Dataset records >>
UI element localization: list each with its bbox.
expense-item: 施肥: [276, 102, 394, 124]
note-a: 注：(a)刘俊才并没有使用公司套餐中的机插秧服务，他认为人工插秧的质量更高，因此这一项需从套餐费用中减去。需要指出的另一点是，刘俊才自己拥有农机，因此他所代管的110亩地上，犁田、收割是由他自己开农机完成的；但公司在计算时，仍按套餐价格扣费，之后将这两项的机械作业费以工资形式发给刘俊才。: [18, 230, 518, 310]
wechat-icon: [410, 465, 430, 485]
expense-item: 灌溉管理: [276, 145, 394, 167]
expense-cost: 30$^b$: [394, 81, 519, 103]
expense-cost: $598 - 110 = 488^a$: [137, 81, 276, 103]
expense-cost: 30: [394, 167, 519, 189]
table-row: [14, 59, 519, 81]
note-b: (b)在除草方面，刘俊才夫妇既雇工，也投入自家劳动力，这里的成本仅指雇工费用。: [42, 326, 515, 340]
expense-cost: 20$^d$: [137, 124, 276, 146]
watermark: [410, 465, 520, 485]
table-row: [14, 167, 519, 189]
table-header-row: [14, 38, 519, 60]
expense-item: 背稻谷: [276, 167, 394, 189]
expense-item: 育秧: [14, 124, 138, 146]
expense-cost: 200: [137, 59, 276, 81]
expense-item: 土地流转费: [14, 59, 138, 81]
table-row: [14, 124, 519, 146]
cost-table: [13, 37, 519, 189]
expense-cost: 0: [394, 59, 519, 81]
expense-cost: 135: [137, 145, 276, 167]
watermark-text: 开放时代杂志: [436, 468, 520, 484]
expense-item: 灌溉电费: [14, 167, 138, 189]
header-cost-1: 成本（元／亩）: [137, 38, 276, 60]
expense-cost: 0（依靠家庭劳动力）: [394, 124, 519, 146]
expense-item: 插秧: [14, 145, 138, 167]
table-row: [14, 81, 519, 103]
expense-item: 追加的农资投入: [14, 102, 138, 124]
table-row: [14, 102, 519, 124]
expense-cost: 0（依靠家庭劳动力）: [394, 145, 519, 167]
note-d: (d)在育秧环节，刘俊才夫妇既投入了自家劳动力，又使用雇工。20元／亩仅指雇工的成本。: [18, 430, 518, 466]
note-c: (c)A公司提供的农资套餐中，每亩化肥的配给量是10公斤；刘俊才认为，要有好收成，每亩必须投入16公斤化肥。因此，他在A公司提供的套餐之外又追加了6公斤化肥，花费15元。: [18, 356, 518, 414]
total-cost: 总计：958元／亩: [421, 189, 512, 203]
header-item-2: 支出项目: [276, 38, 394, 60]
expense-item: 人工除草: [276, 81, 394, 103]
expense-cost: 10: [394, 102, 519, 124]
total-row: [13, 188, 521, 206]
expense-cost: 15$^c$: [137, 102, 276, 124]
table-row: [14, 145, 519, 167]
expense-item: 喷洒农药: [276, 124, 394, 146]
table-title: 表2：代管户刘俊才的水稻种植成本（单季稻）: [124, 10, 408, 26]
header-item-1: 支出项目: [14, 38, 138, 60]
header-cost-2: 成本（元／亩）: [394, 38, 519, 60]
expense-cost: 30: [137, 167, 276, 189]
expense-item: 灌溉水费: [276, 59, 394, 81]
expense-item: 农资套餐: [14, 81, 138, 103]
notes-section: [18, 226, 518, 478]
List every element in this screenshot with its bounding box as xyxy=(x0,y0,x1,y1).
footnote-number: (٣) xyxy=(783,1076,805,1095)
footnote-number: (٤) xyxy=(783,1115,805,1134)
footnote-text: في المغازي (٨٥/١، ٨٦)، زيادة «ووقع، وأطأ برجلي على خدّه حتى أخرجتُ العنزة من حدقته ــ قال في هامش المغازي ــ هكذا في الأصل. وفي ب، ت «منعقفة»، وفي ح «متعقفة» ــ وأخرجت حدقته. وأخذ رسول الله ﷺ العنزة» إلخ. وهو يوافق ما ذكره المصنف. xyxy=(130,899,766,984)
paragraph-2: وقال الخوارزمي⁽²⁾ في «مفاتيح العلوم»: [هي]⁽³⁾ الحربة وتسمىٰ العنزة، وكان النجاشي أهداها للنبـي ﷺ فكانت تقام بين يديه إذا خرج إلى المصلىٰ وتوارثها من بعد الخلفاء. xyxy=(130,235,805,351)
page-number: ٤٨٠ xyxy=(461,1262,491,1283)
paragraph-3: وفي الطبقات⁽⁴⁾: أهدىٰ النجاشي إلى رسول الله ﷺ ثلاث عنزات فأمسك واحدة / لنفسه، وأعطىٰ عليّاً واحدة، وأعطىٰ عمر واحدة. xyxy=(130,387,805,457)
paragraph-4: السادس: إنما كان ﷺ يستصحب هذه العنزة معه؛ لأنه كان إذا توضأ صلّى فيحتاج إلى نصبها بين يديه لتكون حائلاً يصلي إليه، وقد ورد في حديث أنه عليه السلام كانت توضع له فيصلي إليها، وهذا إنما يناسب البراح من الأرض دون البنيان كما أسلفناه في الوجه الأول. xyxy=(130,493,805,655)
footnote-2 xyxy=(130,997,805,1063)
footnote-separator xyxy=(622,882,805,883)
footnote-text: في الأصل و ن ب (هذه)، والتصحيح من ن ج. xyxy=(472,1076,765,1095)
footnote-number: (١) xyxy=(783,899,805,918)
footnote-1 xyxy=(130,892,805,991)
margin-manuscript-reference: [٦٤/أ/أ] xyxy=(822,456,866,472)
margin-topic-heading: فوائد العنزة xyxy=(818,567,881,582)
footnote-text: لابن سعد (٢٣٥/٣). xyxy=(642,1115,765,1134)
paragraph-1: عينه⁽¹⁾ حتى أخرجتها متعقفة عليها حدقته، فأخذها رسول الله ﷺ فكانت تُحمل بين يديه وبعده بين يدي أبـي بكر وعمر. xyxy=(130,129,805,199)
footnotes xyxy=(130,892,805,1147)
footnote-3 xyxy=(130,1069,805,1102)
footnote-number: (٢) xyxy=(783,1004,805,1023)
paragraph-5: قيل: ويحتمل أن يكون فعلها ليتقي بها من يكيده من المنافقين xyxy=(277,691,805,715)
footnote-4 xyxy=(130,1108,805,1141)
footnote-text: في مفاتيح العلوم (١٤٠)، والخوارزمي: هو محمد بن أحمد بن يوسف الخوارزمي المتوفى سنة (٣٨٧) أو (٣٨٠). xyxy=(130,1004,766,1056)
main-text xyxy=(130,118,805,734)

The request >> Copy every line of the listing above verbatim, from the first line to the last.

Exercise response >>
UI element localization: list each with its bbox.
expense-item: 施肥: [276, 102, 394, 124]
note-a: 注：(a)刘俊才并没有使用公司套餐中的机插秧服务，他认为人工插秧的质量更高，因此这一项需从套餐费用中减去。需要指出的另一点是，刘俊才自己拥有农机，因此他所代管的110亩地上，犁田、收割是由他自己开农机完成的；但公司在计算时，仍按套餐价格扣费，之后将这两项的机械作业费以工资形式发给刘俊才。: [18, 230, 518, 310]
wechat-icon: [410, 465, 430, 485]
expense-item: 灌溉管理: [276, 145, 394, 167]
expense-cost: 30$^b$: [394, 81, 519, 103]
expense-cost: $598 - 110 = 488^a$: [137, 81, 276, 103]
expense-cost: 30: [394, 167, 519, 189]
table-row: [14, 59, 519, 81]
note-b: (b)在除草方面，刘俊才夫妇既雇工，也投入自家劳动力，这里的成本仅指雇工费用。: [42, 326, 515, 340]
expense-cost: 20$^d$: [137, 124, 276, 146]
watermark: [410, 465, 520, 485]
table-row: [14, 167, 519, 189]
table-header-row: [14, 38, 519, 60]
expense-item: 背稻谷: [276, 167, 394, 189]
expense-item: 育秧: [14, 124, 138, 146]
expense-cost: 200: [137, 59, 276, 81]
expense-item: 土地流转费: [14, 59, 138, 81]
table-row: [14, 124, 519, 146]
cost-table: [13, 37, 519, 189]
expense-cost: 0: [394, 59, 519, 81]
expense-cost: 135: [137, 145, 276, 167]
watermark-text: 开放时代杂志: [436, 468, 520, 484]
expense-item: 灌溉电费: [14, 167, 138, 189]
header-cost-1: 成本（元／亩）: [137, 38, 276, 60]
expense-cost: 0（依靠家庭劳动力）: [394, 124, 519, 146]
expense-item: 插秧: [14, 145, 138, 167]
table-row: [14, 81, 519, 103]
expense-item: 追加的农资投入: [14, 102, 138, 124]
table-row: [14, 102, 519, 124]
expense-cost: 0（依靠家庭劳动力）: [394, 145, 519, 167]
note-d: (d)在育秧环节，刘俊才夫妇既投入了自家劳动力，又使用雇工。20元／亩仅指雇工的成本。: [18, 430, 518, 466]
note-c: (c)A公司提供的农资套餐中，每亩化肥的配给量是10公斤；刘俊才认为，要有好收成，每亩必须投入16公斤化肥。因此，他在A公司提供的套餐之外又追加了6公斤化肥，花费15元。: [18, 356, 518, 414]
total-cost: 总计：958元／亩: [421, 189, 512, 203]
header-item-2: 支出项目: [276, 38, 394, 60]
expense-item: 人工除草: [276, 81, 394, 103]
expense-cost: 10: [394, 102, 519, 124]
total-row: [13, 188, 521, 206]
expense-cost: 15$^c$: [137, 102, 276, 124]
table-row: [14, 145, 519, 167]
expense-item: 喷洒农药: [276, 124, 394, 146]
table-title: 表2：代管户刘俊才的水稻种植成本（单季稻）: [124, 10, 408, 26]
header-item-1: 支出项目: [14, 38, 138, 60]
header-cost-2: 成本（元／亩）: [394, 38, 519, 60]
expense-cost: 30: [137, 167, 276, 189]
expense-item: 灌溉水费: [276, 59, 394, 81]
expense-item: 农资套餐: [14, 81, 138, 103]
notes-section: [18, 226, 518, 478]
List every element in this screenshot with its bounding box as xyxy=(x0,y0,x1,y1).
footnote-number: (٣) xyxy=(783,1076,805,1095)
footnote-number: (٤) xyxy=(783,1115,805,1134)
footnote-text: في المغازي (٨٥/١، ٨٦)، زيادة «ووقع، وأطأ برجلي على خدّه حتى أخرجتُ العنزة من حدقته ــ قال في هامش المغازي ــ هكذا في الأصل. وفي ب، ت «منعقفة»، وفي ح «متعقفة» ــ وأخرجت حدقته. وأخذ رسول الله ﷺ العنزة» إلخ. وهو يوافق ما ذكره المصنف. xyxy=(130,899,766,984)
paragraph-2: وقال الخوارزمي⁽²⁾ في «مفاتيح العلوم»: [هي]⁽³⁾ الحربة وتسمىٰ العنزة، وكان النجاشي أهداها للنبـي ﷺ فكانت تقام بين يديه إذا خرج إلى المصلىٰ وتوارثها من بعد الخلفاء. xyxy=(130,235,805,351)
page-number: ٤٨٠ xyxy=(461,1262,491,1283)
paragraph-3: وفي الطبقات⁽⁴⁾: أهدىٰ النجاشي إلى رسول الله ﷺ ثلاث عنزات فأمسك واحدة / لنفسه، وأعطىٰ عليّاً واحدة، وأعطىٰ عمر واحدة. xyxy=(130,387,805,457)
paragraph-4: السادس: إنما كان ﷺ يستصحب هذه العنزة معه؛ لأنه كان إذا توضأ صلّى فيحتاج إلى نصبها بين يديه لتكون حائلاً يصلي إليه، وقد ورد في حديث أنه عليه السلام كانت توضع له فيصلي إليها، وهذا إنما يناسب البراح من الأرض دون البنيان كما أسلفناه في الوجه الأول. xyxy=(130,493,805,655)
footnote-2 xyxy=(130,997,805,1063)
footnote-separator xyxy=(622,882,805,883)
footnote-text: في الأصل و ن ب (هذه)، والتصحيح من ن ج. xyxy=(472,1076,765,1095)
footnote-number: (١) xyxy=(783,899,805,918)
footnote-1 xyxy=(130,892,805,991)
margin-manuscript-reference: [٦٤/أ/أ] xyxy=(822,456,866,472)
margin-topic-heading: فوائد العنزة xyxy=(818,567,881,582)
footnote-text: لابن سعد (٢٣٥/٣). xyxy=(642,1115,765,1134)
paragraph-1: عينه⁽¹⁾ حتى أخرجتها متعقفة عليها حدقته، فأخذها رسول الله ﷺ فكانت تُحمل بين يديه وبعده بين يدي أبـي بكر وعمر. xyxy=(130,129,805,199)
footnotes xyxy=(130,892,805,1147)
footnote-3 xyxy=(130,1069,805,1102)
footnote-number: (٢) xyxy=(783,1004,805,1023)
paragraph-5: قيل: ويحتمل أن يكون فعلها ليتقي بها من يكيده من المنافقين xyxy=(277,691,805,715)
footnote-4 xyxy=(130,1108,805,1141)
footnote-text: في مفاتيح العلوم (١٤٠)، والخوارزمي: هو محمد بن أحمد بن يوسف الخوارزمي المتوفى سنة (٣٨٧) أو (٣٨٠). xyxy=(130,1004,766,1056)
main-text xyxy=(130,118,805,734)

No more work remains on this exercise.